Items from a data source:
━━━

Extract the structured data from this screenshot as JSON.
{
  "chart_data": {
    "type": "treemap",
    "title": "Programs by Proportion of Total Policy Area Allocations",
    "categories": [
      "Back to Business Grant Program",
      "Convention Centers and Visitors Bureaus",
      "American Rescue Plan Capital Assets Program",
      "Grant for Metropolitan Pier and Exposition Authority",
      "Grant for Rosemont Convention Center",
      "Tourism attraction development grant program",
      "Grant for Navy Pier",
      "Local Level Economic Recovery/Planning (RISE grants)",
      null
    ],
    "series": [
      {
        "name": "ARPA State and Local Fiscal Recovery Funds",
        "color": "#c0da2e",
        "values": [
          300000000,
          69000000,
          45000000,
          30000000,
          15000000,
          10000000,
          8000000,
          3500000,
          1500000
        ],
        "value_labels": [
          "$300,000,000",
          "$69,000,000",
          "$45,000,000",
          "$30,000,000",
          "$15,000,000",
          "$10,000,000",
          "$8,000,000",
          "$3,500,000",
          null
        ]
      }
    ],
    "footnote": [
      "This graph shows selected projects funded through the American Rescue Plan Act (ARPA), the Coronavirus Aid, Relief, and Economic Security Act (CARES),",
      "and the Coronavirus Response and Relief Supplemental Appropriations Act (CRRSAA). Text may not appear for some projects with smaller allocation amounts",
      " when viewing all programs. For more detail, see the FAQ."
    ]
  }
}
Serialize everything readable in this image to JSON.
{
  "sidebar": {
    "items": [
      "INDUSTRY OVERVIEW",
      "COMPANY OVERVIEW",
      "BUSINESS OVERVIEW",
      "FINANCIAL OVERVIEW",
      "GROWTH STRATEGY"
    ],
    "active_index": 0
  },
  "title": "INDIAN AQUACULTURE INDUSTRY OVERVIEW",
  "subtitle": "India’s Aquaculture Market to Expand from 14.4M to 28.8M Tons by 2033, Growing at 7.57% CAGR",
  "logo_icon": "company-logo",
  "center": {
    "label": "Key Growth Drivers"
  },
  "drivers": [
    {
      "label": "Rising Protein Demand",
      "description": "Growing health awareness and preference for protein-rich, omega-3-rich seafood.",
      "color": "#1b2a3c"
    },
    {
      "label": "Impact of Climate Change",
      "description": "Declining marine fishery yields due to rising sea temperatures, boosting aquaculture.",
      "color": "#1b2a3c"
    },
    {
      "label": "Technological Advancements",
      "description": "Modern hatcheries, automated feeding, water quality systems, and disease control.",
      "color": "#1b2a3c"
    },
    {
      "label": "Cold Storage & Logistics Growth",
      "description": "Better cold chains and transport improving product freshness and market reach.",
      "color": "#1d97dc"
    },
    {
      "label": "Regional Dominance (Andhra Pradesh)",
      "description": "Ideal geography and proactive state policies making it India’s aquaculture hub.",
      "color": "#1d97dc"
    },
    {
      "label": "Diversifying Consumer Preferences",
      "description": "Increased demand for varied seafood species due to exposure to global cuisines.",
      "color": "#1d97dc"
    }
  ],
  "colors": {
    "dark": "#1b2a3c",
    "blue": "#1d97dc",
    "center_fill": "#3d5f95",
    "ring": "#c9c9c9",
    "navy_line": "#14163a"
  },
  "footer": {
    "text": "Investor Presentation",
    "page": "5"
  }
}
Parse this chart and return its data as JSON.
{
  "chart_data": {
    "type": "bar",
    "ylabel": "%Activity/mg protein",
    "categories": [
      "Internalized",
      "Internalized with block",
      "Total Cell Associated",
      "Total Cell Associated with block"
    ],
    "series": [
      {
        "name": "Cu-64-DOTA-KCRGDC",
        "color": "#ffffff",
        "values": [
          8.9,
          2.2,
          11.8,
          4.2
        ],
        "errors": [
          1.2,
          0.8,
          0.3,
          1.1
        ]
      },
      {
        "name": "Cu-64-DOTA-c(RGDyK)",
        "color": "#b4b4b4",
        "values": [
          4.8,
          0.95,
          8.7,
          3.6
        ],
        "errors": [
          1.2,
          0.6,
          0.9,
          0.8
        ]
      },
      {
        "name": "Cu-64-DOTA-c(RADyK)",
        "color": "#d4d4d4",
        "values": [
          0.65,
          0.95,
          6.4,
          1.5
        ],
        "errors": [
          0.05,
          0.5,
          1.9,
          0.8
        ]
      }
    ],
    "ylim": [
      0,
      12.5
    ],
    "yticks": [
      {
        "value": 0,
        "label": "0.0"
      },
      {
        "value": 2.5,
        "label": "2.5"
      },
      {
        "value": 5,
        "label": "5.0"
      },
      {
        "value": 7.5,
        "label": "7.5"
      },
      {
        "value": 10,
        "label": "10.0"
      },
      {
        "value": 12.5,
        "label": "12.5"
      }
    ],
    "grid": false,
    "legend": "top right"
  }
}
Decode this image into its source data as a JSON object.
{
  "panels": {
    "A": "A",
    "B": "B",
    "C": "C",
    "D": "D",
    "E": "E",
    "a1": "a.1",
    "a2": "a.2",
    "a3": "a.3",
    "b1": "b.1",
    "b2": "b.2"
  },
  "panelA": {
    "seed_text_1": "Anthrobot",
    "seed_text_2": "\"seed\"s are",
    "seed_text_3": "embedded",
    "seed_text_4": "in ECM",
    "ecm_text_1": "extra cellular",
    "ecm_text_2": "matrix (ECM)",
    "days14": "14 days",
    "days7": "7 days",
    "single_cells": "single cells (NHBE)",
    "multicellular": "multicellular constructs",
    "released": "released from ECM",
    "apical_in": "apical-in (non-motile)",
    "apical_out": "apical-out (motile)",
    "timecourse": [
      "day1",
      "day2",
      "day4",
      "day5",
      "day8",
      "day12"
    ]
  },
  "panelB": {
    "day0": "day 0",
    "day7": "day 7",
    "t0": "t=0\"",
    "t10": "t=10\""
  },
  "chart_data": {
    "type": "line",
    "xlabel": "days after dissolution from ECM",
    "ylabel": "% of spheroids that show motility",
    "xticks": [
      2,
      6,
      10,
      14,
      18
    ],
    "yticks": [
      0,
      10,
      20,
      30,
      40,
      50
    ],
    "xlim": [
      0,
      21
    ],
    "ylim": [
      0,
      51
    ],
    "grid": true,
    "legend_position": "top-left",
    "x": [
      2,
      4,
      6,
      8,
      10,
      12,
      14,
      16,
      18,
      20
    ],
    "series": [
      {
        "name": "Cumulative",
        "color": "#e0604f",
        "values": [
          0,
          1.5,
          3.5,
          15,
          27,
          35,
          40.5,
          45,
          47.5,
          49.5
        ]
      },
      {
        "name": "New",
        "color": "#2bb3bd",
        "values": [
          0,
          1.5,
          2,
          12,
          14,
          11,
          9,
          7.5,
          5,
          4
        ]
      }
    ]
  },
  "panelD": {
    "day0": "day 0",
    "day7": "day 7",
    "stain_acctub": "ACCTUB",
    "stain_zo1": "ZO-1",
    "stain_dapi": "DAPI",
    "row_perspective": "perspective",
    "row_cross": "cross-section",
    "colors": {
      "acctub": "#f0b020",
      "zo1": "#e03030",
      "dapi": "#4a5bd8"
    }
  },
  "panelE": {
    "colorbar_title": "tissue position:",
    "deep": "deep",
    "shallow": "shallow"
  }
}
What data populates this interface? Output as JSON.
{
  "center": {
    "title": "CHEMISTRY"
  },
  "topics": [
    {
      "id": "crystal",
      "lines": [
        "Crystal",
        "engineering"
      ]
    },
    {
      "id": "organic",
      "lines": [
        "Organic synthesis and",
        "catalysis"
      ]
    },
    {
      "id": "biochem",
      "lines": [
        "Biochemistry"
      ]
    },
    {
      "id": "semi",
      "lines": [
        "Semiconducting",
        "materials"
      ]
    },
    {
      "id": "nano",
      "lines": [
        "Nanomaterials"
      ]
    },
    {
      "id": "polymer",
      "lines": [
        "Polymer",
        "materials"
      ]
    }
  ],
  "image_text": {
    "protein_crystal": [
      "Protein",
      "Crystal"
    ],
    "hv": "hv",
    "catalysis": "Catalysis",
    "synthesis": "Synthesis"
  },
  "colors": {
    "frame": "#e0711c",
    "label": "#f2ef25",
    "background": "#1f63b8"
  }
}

━━━

◆ WORK ORDER ◆
Answer with the number alone after working out how many lines in the records contain the string "name".

◆ WRITTEN RESPONSE ◆
6